WORK INSTRUCTIONS: List each line in the material below that contains the word "Cancel", copying every such line in full. Case counts.

◆ ◆ ◆

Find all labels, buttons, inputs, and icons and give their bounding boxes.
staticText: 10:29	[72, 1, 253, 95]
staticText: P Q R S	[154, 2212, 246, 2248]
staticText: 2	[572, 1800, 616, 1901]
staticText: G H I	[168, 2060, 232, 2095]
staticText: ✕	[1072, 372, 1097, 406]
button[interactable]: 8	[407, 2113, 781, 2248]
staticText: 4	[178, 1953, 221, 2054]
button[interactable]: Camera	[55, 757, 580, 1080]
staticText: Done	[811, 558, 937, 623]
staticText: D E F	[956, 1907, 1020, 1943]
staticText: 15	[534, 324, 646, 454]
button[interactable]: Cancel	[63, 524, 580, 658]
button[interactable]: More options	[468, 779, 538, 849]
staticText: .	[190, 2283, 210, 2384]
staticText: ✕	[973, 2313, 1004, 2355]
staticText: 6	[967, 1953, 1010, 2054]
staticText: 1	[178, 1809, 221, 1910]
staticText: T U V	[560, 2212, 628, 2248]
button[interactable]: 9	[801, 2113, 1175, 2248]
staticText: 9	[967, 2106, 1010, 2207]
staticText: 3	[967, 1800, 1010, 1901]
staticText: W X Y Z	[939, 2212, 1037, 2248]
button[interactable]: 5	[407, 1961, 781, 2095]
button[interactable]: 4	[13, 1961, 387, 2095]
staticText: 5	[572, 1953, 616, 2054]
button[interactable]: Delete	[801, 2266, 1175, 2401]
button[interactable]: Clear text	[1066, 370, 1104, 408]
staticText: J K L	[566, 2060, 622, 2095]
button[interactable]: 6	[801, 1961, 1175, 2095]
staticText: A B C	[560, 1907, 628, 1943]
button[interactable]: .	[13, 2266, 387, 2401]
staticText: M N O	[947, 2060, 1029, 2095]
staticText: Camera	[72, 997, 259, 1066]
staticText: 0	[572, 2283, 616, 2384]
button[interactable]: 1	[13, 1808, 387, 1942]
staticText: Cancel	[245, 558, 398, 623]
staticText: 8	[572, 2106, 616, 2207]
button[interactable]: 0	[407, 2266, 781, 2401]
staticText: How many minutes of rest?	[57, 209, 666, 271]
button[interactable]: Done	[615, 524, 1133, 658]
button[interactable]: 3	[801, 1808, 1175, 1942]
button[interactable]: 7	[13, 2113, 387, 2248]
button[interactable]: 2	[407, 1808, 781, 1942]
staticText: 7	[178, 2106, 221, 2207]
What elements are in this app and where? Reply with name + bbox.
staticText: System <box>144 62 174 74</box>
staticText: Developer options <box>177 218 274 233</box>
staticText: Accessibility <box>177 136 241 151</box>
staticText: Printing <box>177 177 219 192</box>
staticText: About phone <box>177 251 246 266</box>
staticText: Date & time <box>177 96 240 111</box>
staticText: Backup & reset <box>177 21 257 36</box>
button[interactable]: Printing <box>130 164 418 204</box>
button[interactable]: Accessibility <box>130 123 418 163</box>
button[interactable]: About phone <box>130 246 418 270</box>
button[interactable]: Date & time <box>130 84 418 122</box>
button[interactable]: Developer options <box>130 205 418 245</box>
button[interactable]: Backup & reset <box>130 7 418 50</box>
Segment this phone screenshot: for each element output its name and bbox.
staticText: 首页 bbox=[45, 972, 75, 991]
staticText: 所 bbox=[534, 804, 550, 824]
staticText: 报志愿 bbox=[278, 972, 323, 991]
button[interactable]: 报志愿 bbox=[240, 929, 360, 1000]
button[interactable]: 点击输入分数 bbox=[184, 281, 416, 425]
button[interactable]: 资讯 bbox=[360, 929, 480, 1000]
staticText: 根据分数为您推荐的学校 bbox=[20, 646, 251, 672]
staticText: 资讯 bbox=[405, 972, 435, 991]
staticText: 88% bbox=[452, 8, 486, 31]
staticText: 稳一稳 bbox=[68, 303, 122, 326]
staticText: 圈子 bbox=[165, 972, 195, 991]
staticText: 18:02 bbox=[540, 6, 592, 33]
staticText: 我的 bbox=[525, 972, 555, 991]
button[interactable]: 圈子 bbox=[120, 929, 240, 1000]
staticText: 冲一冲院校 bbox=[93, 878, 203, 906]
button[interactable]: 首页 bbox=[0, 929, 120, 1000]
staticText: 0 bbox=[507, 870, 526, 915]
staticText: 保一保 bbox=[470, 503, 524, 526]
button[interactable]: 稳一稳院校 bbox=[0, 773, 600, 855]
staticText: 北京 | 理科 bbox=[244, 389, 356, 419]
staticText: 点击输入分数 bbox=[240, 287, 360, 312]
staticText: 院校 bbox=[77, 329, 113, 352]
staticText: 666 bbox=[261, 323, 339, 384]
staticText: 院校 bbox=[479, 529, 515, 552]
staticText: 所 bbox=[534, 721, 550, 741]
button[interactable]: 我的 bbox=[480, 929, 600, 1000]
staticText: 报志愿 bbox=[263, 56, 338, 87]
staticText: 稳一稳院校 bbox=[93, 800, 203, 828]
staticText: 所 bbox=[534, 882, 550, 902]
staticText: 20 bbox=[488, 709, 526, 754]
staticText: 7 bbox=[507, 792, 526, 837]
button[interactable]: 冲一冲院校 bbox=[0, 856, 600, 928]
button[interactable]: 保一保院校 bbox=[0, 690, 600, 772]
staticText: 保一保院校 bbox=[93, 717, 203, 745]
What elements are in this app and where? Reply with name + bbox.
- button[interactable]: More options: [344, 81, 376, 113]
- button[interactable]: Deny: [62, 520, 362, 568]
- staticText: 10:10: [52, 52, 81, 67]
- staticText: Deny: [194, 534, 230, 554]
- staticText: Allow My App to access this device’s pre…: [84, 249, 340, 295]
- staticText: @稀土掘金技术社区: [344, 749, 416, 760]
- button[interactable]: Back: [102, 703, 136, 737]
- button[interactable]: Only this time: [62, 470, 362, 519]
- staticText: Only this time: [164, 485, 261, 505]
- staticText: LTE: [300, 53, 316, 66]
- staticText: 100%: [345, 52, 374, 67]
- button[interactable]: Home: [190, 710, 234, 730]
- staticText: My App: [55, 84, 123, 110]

◆ ◆ ◆

EXERCISE ANSWER:
button[interactable]: Cancel	[63, 524, 580, 658]
staticText: Cancel	[245, 558, 398, 623]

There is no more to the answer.